=== Data records ===
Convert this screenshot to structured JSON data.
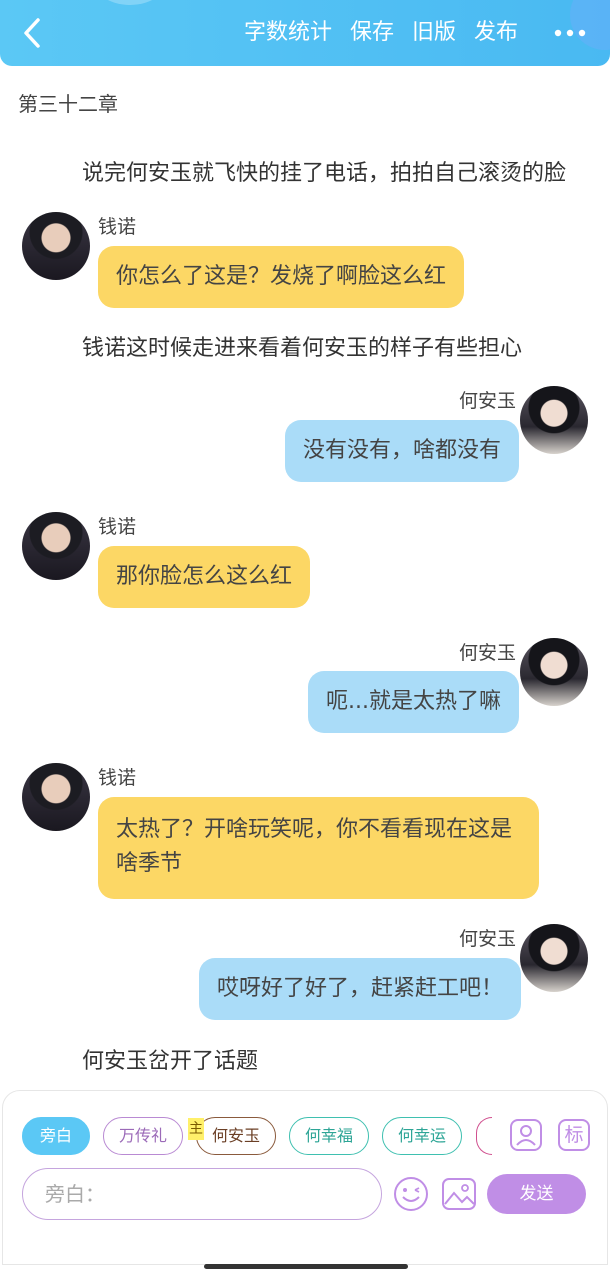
{
  "header": {
    "actions": [
      "字数统计",
      "保存",
      "旧版",
      "发布"
    ]
  },
  "chapter_title": "第三十二章",
  "messages": [
    {
      "type": "narration",
      "text": "说完何安玉就飞快的挂了电话，拍拍自己滚烫的脸"
    },
    {
      "type": "left",
      "name": "钱诺",
      "text": "你怎么了这是？发烧了啊脸这么红"
    },
    {
      "type": "narration",
      "text": "钱诺这时候走进来看着何安玉的样子有些担心"
    },
    {
      "type": "right",
      "name": "何安玉",
      "text": "没有没有，啥都没有"
    },
    {
      "type": "left",
      "name": "钱诺",
      "text": "那你脸怎么这么红"
    },
    {
      "type": "right",
      "name": "何安玉",
      "text": "呃...就是太热了嘛"
    },
    {
      "type": "left",
      "name": "钱诺",
      "text_line1": "太热了？开啥玩笑呢，你不看看现在这是",
      "text_line2": "啥季节"
    },
    {
      "type": "right",
      "name": "何安玉",
      "text": "哎呀好了好了，赶紧赶工吧！"
    },
    {
      "type": "narration",
      "text": "何安玉岔开了话题"
    }
  ],
  "composer": {
    "roles": [
      "旁白",
      "万传礼",
      "何安玉",
      "何幸福",
      "何幸运"
    ],
    "main_badge": "主",
    "tag_button": "标",
    "input_placeholder": "旁白：",
    "send_label": "发送"
  },
  "colors": {
    "header": "#49b9f2",
    "left_bubble": "#fcd765",
    "right_bubble": "#aadcf8",
    "send_button": "#c08ee6"
  }
}
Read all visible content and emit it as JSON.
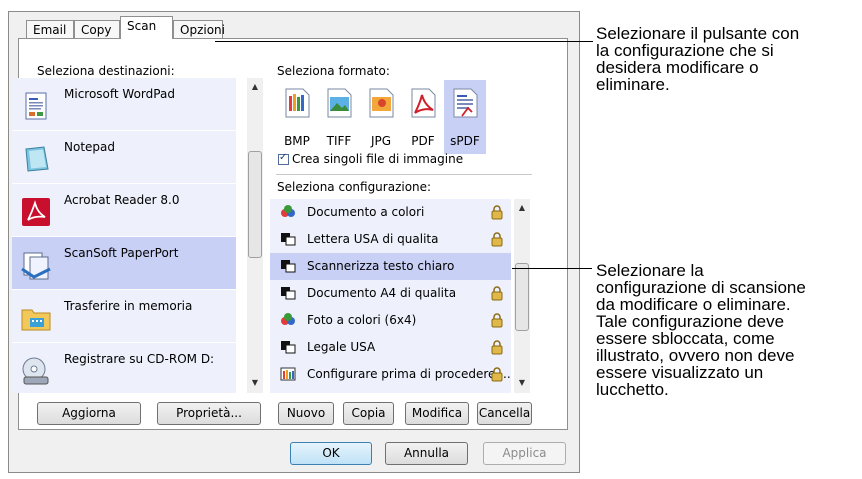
{
  "tabs": [
    {
      "label": "Email"
    },
    {
      "label": "Copy"
    },
    {
      "label": "Scan"
    },
    {
      "label": "Opzioni"
    }
  ],
  "destinations": {
    "label": "Seleziona destinazioni:",
    "items": [
      {
        "label": "Microsoft WordPad",
        "icon": "wordpad-icon"
      },
      {
        "label": "Notepad",
        "icon": "notepad-icon"
      },
      {
        "label": "Acrobat Reader 8.0",
        "icon": "acrobat-icon"
      },
      {
        "label": "ScanSoft PaperPort",
        "icon": "paperport-icon",
        "selected": true
      },
      {
        "label": "Trasferire in memoria",
        "icon": "folder-icon"
      },
      {
        "label": "Registrare su CD-ROM  D:",
        "icon": "cd-drive-icon"
      }
    ]
  },
  "format": {
    "label": "Seleziona formato:",
    "items": [
      {
        "label": "BMP"
      },
      {
        "label": "TIFF"
      },
      {
        "label": "JPG"
      },
      {
        "label": "PDF"
      },
      {
        "label": "sPDF",
        "selected": true
      }
    ],
    "checkbox_label": "Crea singoli file di immagine",
    "checkbox_checked": true
  },
  "config": {
    "label": "Seleziona configurazione:",
    "items": [
      {
        "label": "Documento a colori",
        "locked": true
      },
      {
        "label": "Lettera USA di qualita",
        "locked": true
      },
      {
        "label": "Scannerizza testo chiaro",
        "locked": false,
        "selected": true
      },
      {
        "label": "Documento A4 di qualita",
        "locked": true
      },
      {
        "label": "Foto a colori (6x4)",
        "locked": true
      },
      {
        "label": "Legale USA",
        "locked": true
      },
      {
        "label": "Configurare prima di procedere ...",
        "locked": true
      }
    ]
  },
  "buttons": {
    "aggiorna": "Aggiorna",
    "proprieta": "Proprietà...",
    "nuovo": "Nuovo",
    "copia": "Copia",
    "modifica": "Modifica",
    "cancella": "Cancella",
    "ok": "OK",
    "annulla": "Annulla",
    "applica": "Applica"
  },
  "notes": {
    "top": [
      "Selezionare il pulsante con",
      "la configurazione che si",
      "desidera modificare o",
      "eliminare."
    ],
    "bottom": [
      "Selezionare la",
      "configurazione di scansione",
      "da modificare o eliminare.",
      "Tale configurazione deve",
      "essere sbloccata, come",
      "illustrato, ovvero non deve",
      "essere visualizzato un",
      "lucchetto."
    ]
  },
  "colors": {
    "selection": "#c9d0f6",
    "list_background": "#eef1fb",
    "lock": "#e0b84a"
  }
}
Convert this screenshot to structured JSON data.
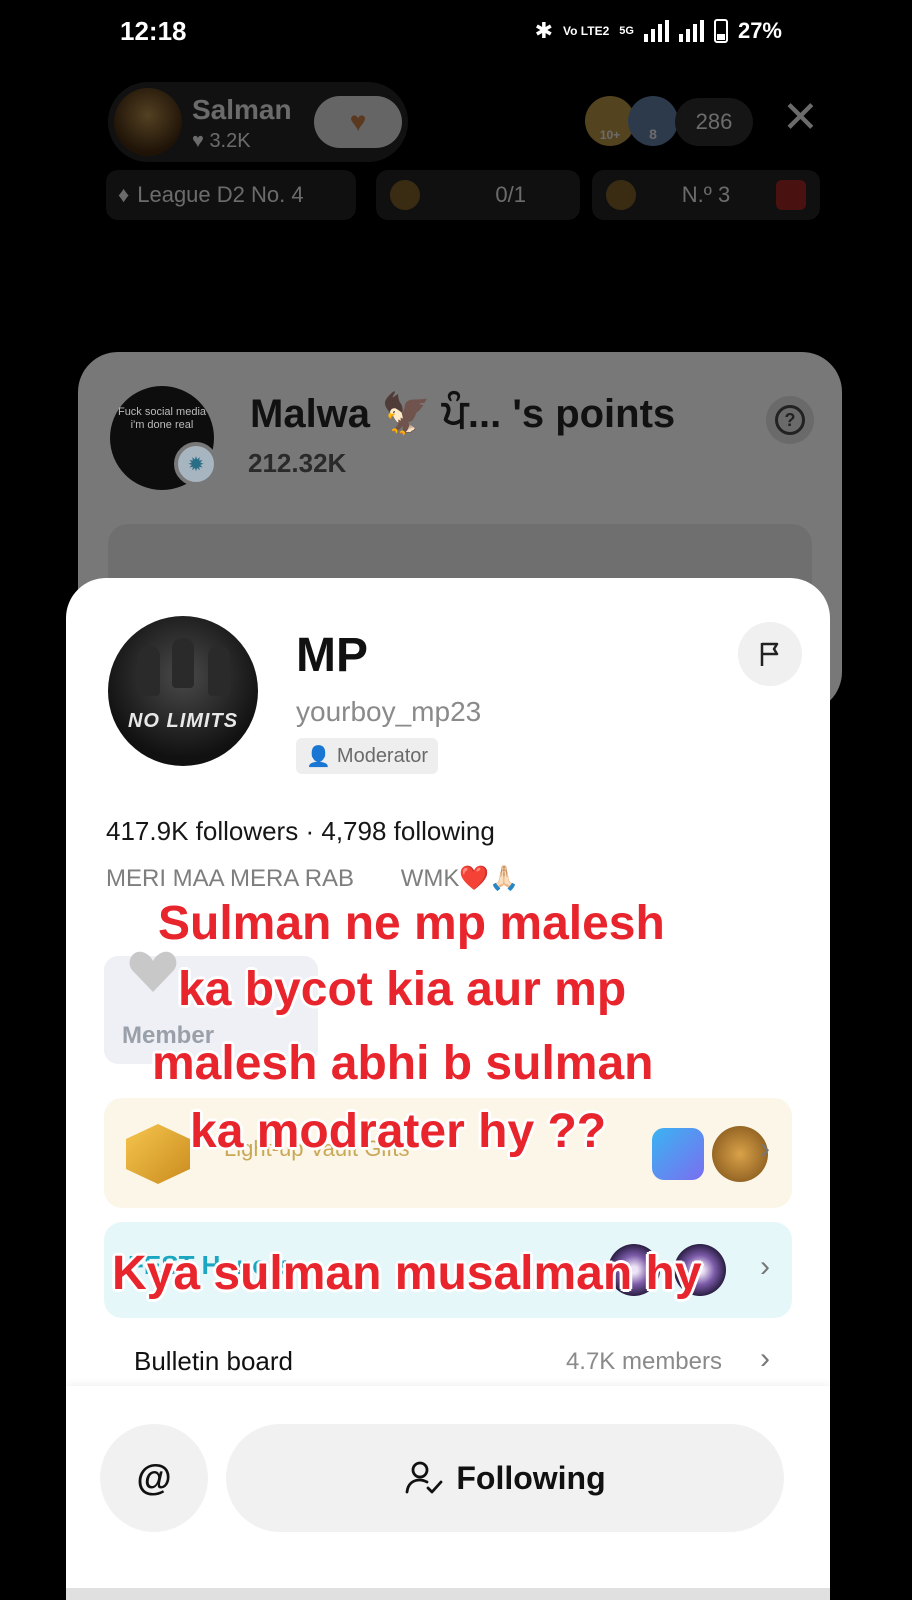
{
  "status_bar": {
    "time": "12:18",
    "network": "Vo LTE2",
    "net_type": "5G",
    "battery": "27%"
  },
  "live": {
    "host_name": "Salman",
    "host_likes": "3.2K",
    "viewer_badge_1": "10+",
    "viewer_badge_2": "8",
    "viewer_count": "286",
    "league": "League D2 No. 4",
    "gift_progress": "0/1",
    "rank": "N.º 3"
  },
  "points_panel": {
    "title": "Malwa 🦅 ਪੰ...   's points",
    "points": "212.32K",
    "avatar_text": "Fuck social media i'm done real"
  },
  "profile": {
    "name": "MP",
    "handle": "yourboy_mp23",
    "badge": "Moderator",
    "followers": "417.9K followers",
    "following": "4,798 following",
    "bio": "MERI MAA MERA RAB       WMK❤️🙏🏻",
    "avatar_text": "NO LIMITS",
    "member_label": "Member",
    "light_label": "Light-up Vault Gifts",
    "fest_label": "FEST Honors",
    "bulletin_label": "Bulletin board",
    "bulletin_count": "4.7K members",
    "mention_label": "@",
    "following_button": "Following"
  },
  "overlay": {
    "line1": "Sulman ne mp malesh",
    "line2": "ka bycot kia aur mp",
    "line3": "malesh abhi b sulman",
    "line4": "ka modrater hy ??",
    "line5": "Kya sulman musalman hy"
  },
  "colors": {
    "overlay_red": "#e8242c",
    "fest_teal": "#1aa5c0",
    "sheet_bg": "#ffffff"
  }
}
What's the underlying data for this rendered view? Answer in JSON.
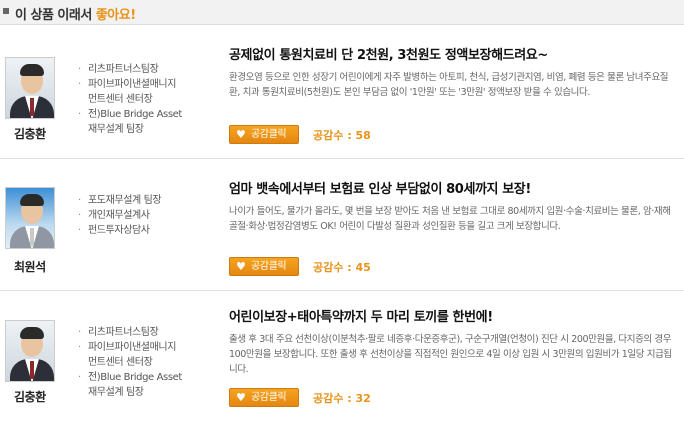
{
  "header": {
    "prefix": "이 상품 이래서",
    "highlight": "좋아요!"
  },
  "colors": {
    "accent": "#e8931a",
    "button": "#f19a1b"
  },
  "reviews": [
    {
      "name": "김충환",
      "profile": [
        "리츠파트너스팀장",
        "파이브파이낸셜매니지",
        "먼트센터 센터장",
        "전)Blue Bridge Asset",
        "재무설계 팀장"
      ],
      "title": "공제없이 통원치료비 단 2천원, 3천원도 정액보장해드려요~",
      "desc": "환경오염 등으로 인한 성장기 어린이에게 자주 발병하는 아토피, 천식, 급성기관지염, 비염, 폐렴 등은 물론 남녀주요질환, 치과 통원치료비(5천원)도 본인 부담금 없이 '1만원' 또는 '3만원' 정액보장 받을 수 있습니다.",
      "button": "공감클릭",
      "count_label": "공감수 :",
      "count": "58"
    },
    {
      "name": "최원석",
      "profile": [
        "포도재무설계 팀장",
        "개인재무설계사",
        "펀드투자상담사"
      ],
      "title": "엄마 뱃속에서부터 보험료 인상 부담없이 80세까지 보장!",
      "desc": "나이가 들어도, 물가가 올라도, 몇 번을 보장 받아도 처음 낸 보험료 그대로 80세까지 입원·수술·치료비는 물론, 암·재해골절·화상·법정감염병도 OK! 어린이 다발성 질환과 성인질환 등을 길고 크게 보장합니다.",
      "button": "공감클릭",
      "count_label": "공감수 :",
      "count": "45"
    },
    {
      "name": "김충환",
      "profile": [
        "리츠파트너스팀장",
        "파이브파이낸셜매니지",
        "먼트센터 센터장",
        "전)Blue Bridge Asset",
        "재무설계 팀장"
      ],
      "title": "어린이보장+태아특약까지 두 마리 토끼를 한번에!",
      "desc": "출생 후 3대 주요 선천이상(이분척추·팔로 네증후·다운증후군), 구순구개열(언청이) 진단 시 200만원을, 다지증의 경우 100만원을 보장합니다. 또한 출생 후 선천이상을 직접적인 원인으로 4일 이상 입원 시 3만원의 입원비가 1일당 지급됩니다.",
      "button": "공감클릭",
      "count_label": "공감수 :",
      "count": "32"
    }
  ]
}
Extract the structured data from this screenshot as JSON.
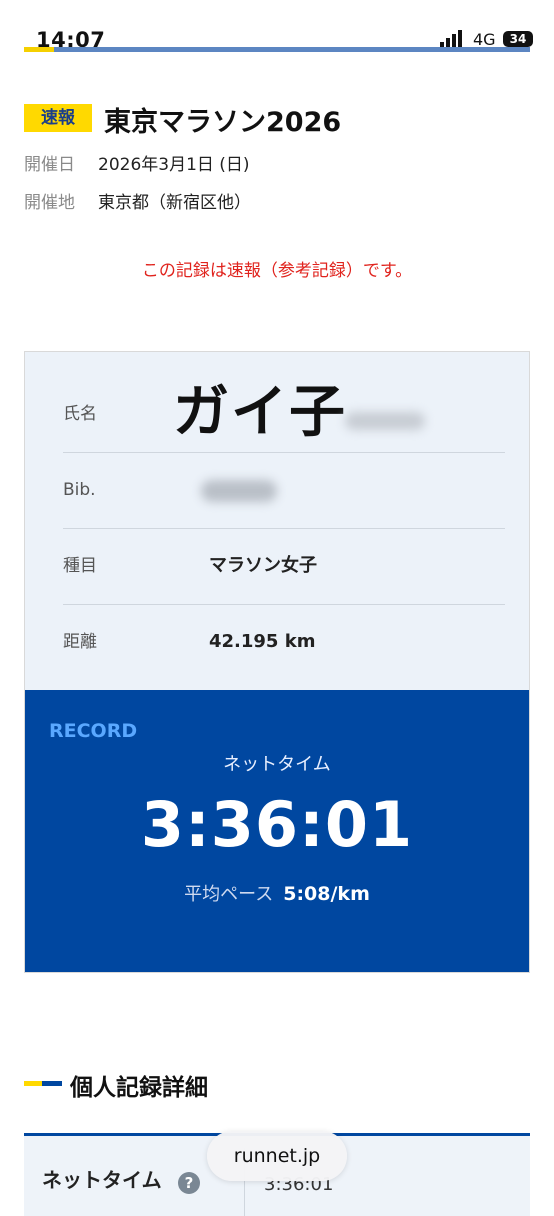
{
  "status_bar": {
    "time": "14:07",
    "network": "4G",
    "battery": "34"
  },
  "header": {
    "badge": "速報",
    "title": "東京マラソン2026",
    "date_label": "開催日",
    "date_value": "2026年3月1日 (日)",
    "venue_label": "開催地",
    "venue_value": "東京都（新宿区他）"
  },
  "notice": "この記録は速報（参考記録）です。",
  "runner": {
    "name_label": "氏名",
    "name_value": "ガイ子",
    "bib_label": "Bib.",
    "event_label": "種目",
    "event_value": "マラソン女子",
    "distance_label": "距離",
    "distance_value": "42.195 km"
  },
  "record": {
    "label": "RECORD",
    "net_time_label": "ネットタイム",
    "net_time": "3:36:01",
    "pace_label": "平均ペース",
    "pace_value": "5:08/km"
  },
  "details": {
    "title": "個人記録詳細",
    "row_label": "ネットタイム",
    "help": "?",
    "row_value": "3:36:01"
  },
  "browser": {
    "url": "runnet.jp"
  },
  "colors": {
    "accent_blue": "#0047a0",
    "brand_yellow": "#ffd900",
    "alert_red": "#e0231d"
  }
}
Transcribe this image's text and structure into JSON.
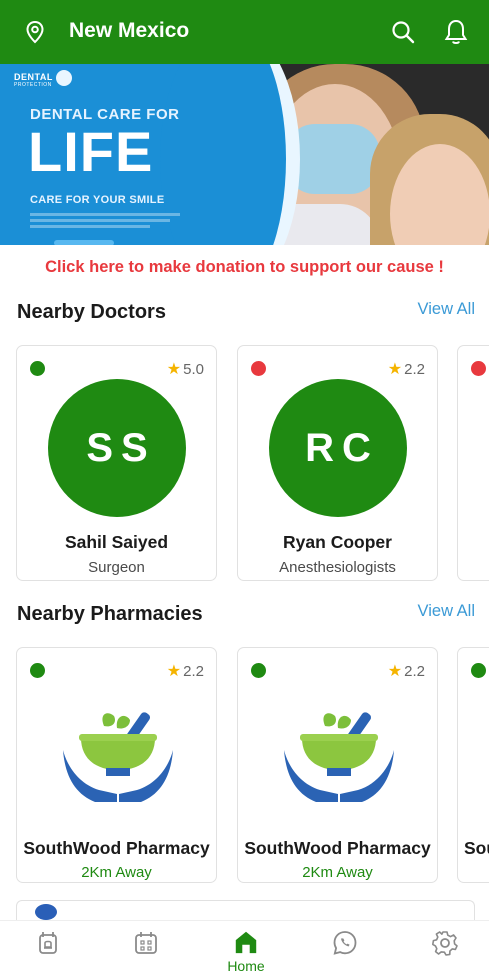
{
  "header": {
    "title": "New Mexico",
    "icons": [
      "location-pin-icon",
      "search-icon",
      "bell-icon"
    ],
    "background": "#1f8a12"
  },
  "banner": {
    "brand": "DENTAL",
    "brand_sub": "PROTECTION",
    "line1": "DENTAL CARE FOR",
    "line2": "LIFE",
    "line3": "CARE FOR YOUR SMILE"
  },
  "donate_text": "Click here to make donation to support our cause !",
  "doctors": {
    "title": "Nearby Doctors",
    "view_all": "View All",
    "items": [
      {
        "initials": "SS",
        "name": "Sahil Saiyed",
        "specialty": "Surgeon",
        "rating": "5.0",
        "status_color": "#1f8a12"
      },
      {
        "initials": "RC",
        "name": "Ryan Cooper",
        "specialty": "Anesthesiologists",
        "rating": "2.2",
        "status_color": "#e8393e"
      }
    ],
    "partial_status_color": "#e8393e"
  },
  "pharmacies": {
    "title": "Nearby Pharmacies",
    "view_all": "View All",
    "items": [
      {
        "name": "SouthWood Pharmacy",
        "distance": "2Km Away",
        "rating": "2.2",
        "status_color": "#1f8a12"
      },
      {
        "name": "SouthWood Pharmacy",
        "distance": "2Km Away",
        "rating": "2.2",
        "status_color": "#1f8a12"
      }
    ],
    "partial_name": "Sou",
    "partial_status_color": "#1f8a12"
  },
  "bottom_nav": {
    "items": [
      {
        "icon": "alarm-icon",
        "label": ""
      },
      {
        "icon": "calendar-icon",
        "label": ""
      },
      {
        "icon": "home-icon",
        "label": "Home",
        "active": true
      },
      {
        "icon": "whatsapp-icon",
        "label": ""
      },
      {
        "icon": "settings-gear-icon",
        "label": ""
      }
    ]
  },
  "colors": {
    "primary": "#1f8a12",
    "accent_link": "#3b9ad6",
    "alert": "#e8393e",
    "inactive_icon": "#8a8a8a"
  }
}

=== Prompt ===
Only the number is wanted: how many lines of the data contain the word "essere"?

=== Output below ===
2